Segment Start: TEXT UNDER STUDY

I have this piece of Jest Testing Library code:
describe('Component', () => {
const { container } = renderComponent(); // defined outside of describe block
test('Renders test1', () => {
expect(container.getElementsByClassName('test1').length).toBe(1);
});
test('Renders test2', () => {
expect(container.getElementsByClassName('test2').length).toBe(1);
});
});
Both of these tests should pass, but one only one of them does.
The other always fails.
If I run only one test at a time by using .only, it always passes.
The official Jest docs say:
If you have a test that often fails when it's run as part of a larger suite, but doesn't fail when you run it alone, it's a good bet that something from a different test is interfering with this one. You can often fix this by clearing some shared state with beforeEach.
But I'm not sure what sure what's interfering here, exactly?
Can calling getElementsByClassName in parallel lead to this issue?

Segment End: TEXT UNDER STUDY

▸ **DESCRIPTION OF THE TASK**: Update the Jest post from "The official Jest" down to "state with beforeEach.", swapping "beforeEach" for "afterEach". The items are separate material.

Segment Start: MATERIAL PROVIDED

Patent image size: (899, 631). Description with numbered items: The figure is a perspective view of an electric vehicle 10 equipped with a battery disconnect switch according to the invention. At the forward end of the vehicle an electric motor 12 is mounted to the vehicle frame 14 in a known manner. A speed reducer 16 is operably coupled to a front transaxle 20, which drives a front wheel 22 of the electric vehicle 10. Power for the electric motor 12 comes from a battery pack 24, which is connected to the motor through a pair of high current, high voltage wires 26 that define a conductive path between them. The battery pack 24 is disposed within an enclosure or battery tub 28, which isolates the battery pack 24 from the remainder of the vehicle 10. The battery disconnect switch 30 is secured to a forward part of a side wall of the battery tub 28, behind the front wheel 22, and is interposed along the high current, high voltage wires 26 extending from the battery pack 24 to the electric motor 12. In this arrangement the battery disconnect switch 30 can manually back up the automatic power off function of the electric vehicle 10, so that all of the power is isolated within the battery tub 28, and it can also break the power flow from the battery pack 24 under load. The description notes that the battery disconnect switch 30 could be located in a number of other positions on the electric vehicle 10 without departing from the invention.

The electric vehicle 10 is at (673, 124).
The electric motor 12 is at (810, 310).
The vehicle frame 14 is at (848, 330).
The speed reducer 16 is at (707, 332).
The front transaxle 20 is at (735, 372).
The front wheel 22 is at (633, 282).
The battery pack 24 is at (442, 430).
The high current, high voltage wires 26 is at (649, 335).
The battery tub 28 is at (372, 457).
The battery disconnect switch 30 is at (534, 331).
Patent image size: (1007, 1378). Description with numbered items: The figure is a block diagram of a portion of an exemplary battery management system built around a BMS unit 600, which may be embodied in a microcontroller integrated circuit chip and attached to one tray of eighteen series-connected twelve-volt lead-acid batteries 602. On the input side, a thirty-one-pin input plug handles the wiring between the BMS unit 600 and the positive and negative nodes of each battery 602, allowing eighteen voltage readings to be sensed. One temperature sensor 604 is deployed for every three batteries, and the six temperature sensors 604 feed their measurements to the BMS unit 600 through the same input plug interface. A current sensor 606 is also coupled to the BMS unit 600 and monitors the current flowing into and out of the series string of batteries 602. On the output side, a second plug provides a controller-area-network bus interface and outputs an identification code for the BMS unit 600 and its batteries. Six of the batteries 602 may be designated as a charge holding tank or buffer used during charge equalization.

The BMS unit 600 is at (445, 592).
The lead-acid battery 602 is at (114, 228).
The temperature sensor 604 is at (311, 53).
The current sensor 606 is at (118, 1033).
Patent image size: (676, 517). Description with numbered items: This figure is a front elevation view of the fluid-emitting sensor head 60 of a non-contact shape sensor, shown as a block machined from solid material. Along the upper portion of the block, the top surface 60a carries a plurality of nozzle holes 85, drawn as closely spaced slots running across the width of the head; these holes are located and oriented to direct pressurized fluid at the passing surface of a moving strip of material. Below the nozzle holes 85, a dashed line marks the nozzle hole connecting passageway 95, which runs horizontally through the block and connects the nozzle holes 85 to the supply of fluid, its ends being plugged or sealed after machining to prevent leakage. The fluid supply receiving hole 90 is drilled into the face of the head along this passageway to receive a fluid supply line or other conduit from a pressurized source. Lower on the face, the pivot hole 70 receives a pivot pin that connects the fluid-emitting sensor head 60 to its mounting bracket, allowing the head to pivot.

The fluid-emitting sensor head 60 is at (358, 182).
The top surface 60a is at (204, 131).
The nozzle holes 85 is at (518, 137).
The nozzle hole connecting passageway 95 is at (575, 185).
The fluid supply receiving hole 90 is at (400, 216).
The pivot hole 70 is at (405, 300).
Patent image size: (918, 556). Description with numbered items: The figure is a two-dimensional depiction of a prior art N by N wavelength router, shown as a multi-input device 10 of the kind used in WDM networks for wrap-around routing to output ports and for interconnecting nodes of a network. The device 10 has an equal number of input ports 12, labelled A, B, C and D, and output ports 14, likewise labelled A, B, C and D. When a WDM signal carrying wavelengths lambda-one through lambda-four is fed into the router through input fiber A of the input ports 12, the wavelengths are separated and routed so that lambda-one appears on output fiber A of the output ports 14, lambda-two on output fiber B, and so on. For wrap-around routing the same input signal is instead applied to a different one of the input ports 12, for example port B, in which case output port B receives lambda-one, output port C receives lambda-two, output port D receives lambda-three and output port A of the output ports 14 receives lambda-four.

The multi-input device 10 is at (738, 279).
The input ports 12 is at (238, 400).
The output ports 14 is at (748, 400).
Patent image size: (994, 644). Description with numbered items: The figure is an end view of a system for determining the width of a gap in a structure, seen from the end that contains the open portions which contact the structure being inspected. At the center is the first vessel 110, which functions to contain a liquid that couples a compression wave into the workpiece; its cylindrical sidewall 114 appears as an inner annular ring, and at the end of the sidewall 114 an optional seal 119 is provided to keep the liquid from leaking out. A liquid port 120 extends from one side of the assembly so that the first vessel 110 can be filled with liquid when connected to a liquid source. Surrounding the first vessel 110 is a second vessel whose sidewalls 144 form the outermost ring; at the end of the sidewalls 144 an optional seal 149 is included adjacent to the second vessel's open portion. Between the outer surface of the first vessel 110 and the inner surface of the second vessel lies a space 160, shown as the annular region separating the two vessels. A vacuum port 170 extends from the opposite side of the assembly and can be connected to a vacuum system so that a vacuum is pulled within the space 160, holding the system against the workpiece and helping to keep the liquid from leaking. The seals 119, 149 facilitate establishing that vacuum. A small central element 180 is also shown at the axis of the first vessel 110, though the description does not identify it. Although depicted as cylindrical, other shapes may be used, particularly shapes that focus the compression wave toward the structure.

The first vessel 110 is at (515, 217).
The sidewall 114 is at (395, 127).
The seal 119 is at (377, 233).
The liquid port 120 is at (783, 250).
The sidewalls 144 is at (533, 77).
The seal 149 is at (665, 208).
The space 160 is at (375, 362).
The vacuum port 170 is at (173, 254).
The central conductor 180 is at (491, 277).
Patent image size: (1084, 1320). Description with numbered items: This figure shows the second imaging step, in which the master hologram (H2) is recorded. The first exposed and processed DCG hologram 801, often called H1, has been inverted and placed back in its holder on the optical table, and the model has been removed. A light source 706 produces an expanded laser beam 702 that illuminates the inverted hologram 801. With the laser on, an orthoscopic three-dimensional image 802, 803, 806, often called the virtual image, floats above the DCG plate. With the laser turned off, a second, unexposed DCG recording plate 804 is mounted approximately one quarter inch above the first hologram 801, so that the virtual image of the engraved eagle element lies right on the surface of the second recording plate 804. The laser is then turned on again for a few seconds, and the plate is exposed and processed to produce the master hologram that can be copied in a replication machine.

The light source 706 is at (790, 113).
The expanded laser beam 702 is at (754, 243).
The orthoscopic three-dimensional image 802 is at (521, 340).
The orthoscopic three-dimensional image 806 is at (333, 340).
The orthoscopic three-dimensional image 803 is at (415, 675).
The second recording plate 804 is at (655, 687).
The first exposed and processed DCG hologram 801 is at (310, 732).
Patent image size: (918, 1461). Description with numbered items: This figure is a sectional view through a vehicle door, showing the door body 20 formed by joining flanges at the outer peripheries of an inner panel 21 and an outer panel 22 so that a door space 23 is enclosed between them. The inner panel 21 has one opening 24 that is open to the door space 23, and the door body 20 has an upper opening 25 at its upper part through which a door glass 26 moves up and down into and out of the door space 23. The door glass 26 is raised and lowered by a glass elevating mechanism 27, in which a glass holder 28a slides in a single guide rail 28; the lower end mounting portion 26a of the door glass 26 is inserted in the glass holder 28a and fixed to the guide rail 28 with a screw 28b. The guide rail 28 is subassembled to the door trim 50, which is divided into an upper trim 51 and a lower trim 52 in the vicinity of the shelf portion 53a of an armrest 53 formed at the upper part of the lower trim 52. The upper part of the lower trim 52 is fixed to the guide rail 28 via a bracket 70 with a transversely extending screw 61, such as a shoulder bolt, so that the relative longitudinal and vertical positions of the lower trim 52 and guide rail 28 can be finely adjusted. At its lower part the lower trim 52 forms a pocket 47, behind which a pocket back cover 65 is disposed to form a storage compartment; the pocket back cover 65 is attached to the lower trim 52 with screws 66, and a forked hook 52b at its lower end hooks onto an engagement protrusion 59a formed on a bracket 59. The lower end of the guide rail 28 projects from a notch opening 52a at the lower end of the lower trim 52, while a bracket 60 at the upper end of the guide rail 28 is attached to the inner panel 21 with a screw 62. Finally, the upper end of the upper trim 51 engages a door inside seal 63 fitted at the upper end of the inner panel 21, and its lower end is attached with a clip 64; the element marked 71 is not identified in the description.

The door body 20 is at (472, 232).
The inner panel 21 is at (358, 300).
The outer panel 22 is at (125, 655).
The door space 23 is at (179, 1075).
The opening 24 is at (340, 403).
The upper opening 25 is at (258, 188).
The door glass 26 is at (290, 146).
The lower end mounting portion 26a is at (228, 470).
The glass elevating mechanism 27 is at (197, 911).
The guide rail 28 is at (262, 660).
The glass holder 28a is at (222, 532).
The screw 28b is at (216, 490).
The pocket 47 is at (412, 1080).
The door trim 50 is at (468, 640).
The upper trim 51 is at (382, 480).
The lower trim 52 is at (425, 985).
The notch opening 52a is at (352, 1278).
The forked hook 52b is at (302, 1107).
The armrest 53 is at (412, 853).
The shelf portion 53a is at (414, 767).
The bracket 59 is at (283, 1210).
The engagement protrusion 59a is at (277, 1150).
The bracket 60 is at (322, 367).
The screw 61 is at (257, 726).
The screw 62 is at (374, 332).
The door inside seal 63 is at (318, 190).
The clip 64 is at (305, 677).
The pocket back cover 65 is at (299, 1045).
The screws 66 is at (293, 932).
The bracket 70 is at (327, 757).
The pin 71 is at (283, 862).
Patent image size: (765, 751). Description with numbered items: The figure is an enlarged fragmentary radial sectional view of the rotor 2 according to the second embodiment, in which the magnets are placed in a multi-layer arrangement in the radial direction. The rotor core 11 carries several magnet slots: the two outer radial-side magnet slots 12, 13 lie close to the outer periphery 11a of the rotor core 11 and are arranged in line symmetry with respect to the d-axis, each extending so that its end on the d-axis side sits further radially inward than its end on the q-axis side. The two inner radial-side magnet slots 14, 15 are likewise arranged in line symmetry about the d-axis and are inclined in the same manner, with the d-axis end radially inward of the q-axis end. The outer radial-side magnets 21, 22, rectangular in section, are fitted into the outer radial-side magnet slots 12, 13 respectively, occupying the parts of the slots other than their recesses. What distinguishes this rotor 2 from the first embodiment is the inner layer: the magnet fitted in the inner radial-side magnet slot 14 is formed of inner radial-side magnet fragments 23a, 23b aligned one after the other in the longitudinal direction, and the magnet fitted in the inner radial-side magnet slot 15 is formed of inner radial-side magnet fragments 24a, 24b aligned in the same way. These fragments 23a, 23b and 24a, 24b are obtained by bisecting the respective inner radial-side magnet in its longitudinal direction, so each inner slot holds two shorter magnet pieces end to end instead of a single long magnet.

Segment End: MATERIAL PROVIDED

▸ **EXERCISE OUTPUT**:
The official Jest docs say:
If you have a test that often fails when it's run as part of a larger suite, but doesn't fail when you run it alone, it's a good bet that something from a different test is interfering with this one. You can often fix this by clearing some shared state with afterEach.